Repeat the data that follows, word for word, without the images.

Collected data entries
## BEGIN

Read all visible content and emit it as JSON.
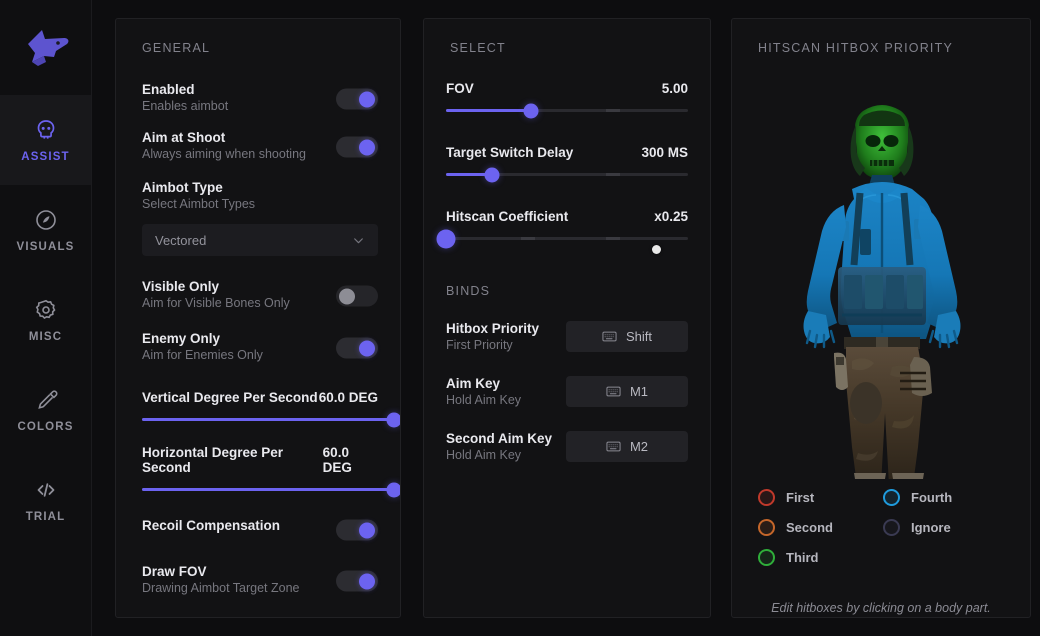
{
  "brand": {
    "logo_icon": "wolf-head-logo"
  },
  "sidebar": {
    "items": [
      {
        "label": "ASSIST",
        "icon": "skull-icon",
        "active": true
      },
      {
        "label": "VISUALS",
        "icon": "eye-moon-icon",
        "active": false
      },
      {
        "label": "MISC",
        "icon": "gear-icon",
        "active": false
      },
      {
        "label": "COLORS",
        "icon": "eyedropper-icon",
        "active": false
      },
      {
        "label": "TRIAL",
        "icon": "code-icon",
        "active": false
      }
    ]
  },
  "general": {
    "title": "GENERAL",
    "enabled": {
      "label": "Enabled",
      "desc": "Enables aimbot",
      "on": true
    },
    "aim_at_shoot": {
      "label": "Aim at Shoot",
      "desc": "Always aiming when shooting",
      "on": true
    },
    "aimbot_type": {
      "label": "Aimbot Type",
      "desc": "Select Aimbot Types",
      "value": "Vectored"
    },
    "visible_only": {
      "label": "Visible Only",
      "desc": "Aim for Visible Bones Only",
      "on": false
    },
    "enemy_only": {
      "label": "Enemy Only",
      "desc": "Aim for Enemies Only",
      "on": true
    },
    "vertical_dps": {
      "label": "Vertical Degree Per Second",
      "value": "60.0 DEG",
      "pct": 100
    },
    "horizontal_dps": {
      "label": "Horizontal Degree Per Second",
      "value": "60.0 DEG",
      "pct": 100
    },
    "recoil": {
      "label": "Recoil Compensation",
      "desc": "",
      "on": true
    },
    "draw_fov": {
      "label": "Draw FOV",
      "desc": "Drawing Aimbot Target Zone",
      "on": true
    }
  },
  "select": {
    "title": "SELECT",
    "fov": {
      "label": "FOV",
      "value": "5.00",
      "pct": 35
    },
    "switch": {
      "label": "Target Switch Delay",
      "value": "300 MS",
      "pct": 19
    },
    "hitscan": {
      "label": "Hitscan Coefficient",
      "value": "x0.25",
      "pct": 0
    }
  },
  "binds": {
    "title": "BINDS",
    "items": [
      {
        "label": "Hitbox Priority",
        "desc": "First Priority",
        "key": "Shift",
        "icon": "keyboard-icon"
      },
      {
        "label": "Aim Key",
        "desc": "Hold Aim Key",
        "key": "M1",
        "icon": "keyboard-icon"
      },
      {
        "label": "Second Aim Key",
        "desc": "Hold Aim Key",
        "key": "M2",
        "icon": "keyboard-icon"
      }
    ]
  },
  "hitbox": {
    "title": "HITSCAN HITBOX PRIORITY",
    "hint": "Edit hitboxes by clicking on a body part.",
    "legend": [
      {
        "label": "First",
        "color": "#c0392b"
      },
      {
        "label": "Fourth",
        "color": "#1f9bdd"
      },
      {
        "label": "Second",
        "color": "#c4662a"
      },
      {
        "label": "Ignore",
        "color": "#3a3a52"
      },
      {
        "label": "Third",
        "color": "#2fae3a"
      }
    ]
  },
  "theme": {
    "accent": "#6c63f0",
    "bg": "#0d0d0f",
    "card": "#121214"
  }
}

## END

== Finished task ==
Read all visible content and emit it as JSON.
{
  "brand": {
    "logo_icon": "wolf-head-logo"
  },
  "sidebar": {
    "items": [
      {
        "label": "ASSIST",
        "icon": "skull-icon",
        "active": true
      },
      {
        "label": "VISUALS",
        "icon": "eye-moon-icon",
        "active": false
      },
      {
        "label": "MISC",
        "icon": "gear-icon",
        "active": false
      },
      {
        "label": "COLORS",
        "icon": "eyedropper-icon",
        "active": false
      },
      {
        "label": "TRIAL",
        "icon": "code-icon",
        "active": false
      }
    ]
  },
  "general": {
    "title": "GENERAL",
    "enabled": {
      "label": "Enabled",
      "desc": "Enables aimbot",
      "on": true
    },
    "aim_at_shoot": {
      "label": "Aim at Shoot",
      "desc": "Always aiming when shooting",
      "on": true
    },
    "aimbot_type": {
      "label": "Aimbot Type",
      "desc": "Select Aimbot Types",
      "value": "Vectored"
    },
    "visible_only": {
      "label": "Visible Only",
      "desc": "Aim for Visible Bones Only",
      "on": false
    },
    "enemy_only": {
      "label": "Enemy Only",
      "desc": "Aim for Enemies Only",
      "on": true
    },
    "vertical_dps": {
      "label": "Vertical Degree Per Second",
      "value": "60.0 DEG",
      "pct": 100
    },
    "horizontal_dps": {
      "label": "Horizontal Degree Per Second",
      "value": "60.0 DEG",
      "pct": 100
    },
    "recoil": {
      "label": "Recoil Compensation",
      "desc": "",
      "on": true
    },
    "draw_fov": {
      "label": "Draw FOV",
      "desc": "Drawing Aimbot Target Zone",
      "on": true
    }
  },
  "select": {
    "title": "SELECT",
    "fov": {
      "label": "FOV",
      "value": "5.00",
      "pct": 35
    },
    "switch": {
      "label": "Target Switch Delay",
      "value": "300 MS",
      "pct": 19
    },
    "hitscan": {
      "label": "Hitscan Coefficient",
      "value": "x0.25",
      "pct": 0
    }
  },
  "binds": {
    "title": "BINDS",
    "items": [
      {
        "label": "Hitbox Priority",
        "desc": "First Priority",
        "key": "Shift",
        "icon": "keyboard-icon"
      },
      {
        "label": "Aim Key",
        "desc": "Hold Aim Key",
        "key": "M1",
        "icon": "keyboard-icon"
      },
      {
        "label": "Second Aim Key",
        "desc": "Hold Aim Key",
        "key": "M2",
        "icon": "keyboard-icon"
      }
    ]
  },
  "hitbox": {
    "title": "HITSCAN HITBOX PRIORITY",
    "hint": "Edit hitboxes by clicking on a body part.",
    "legend": [
      {
        "label": "First",
        "color": "#c0392b"
      },
      {
        "label": "Fourth",
        "color": "#1f9bdd"
      },
      {
        "label": "Second",
        "color": "#c4662a"
      },
      {
        "label": "Ignore",
        "color": "#3a3a52"
      },
      {
        "label": "Third",
        "color": "#2fae3a"
      }
    ]
  },
  "theme": {
    "accent": "#6c63f0",
    "bg": "#0d0d0f",
    "card": "#121214"
  }
}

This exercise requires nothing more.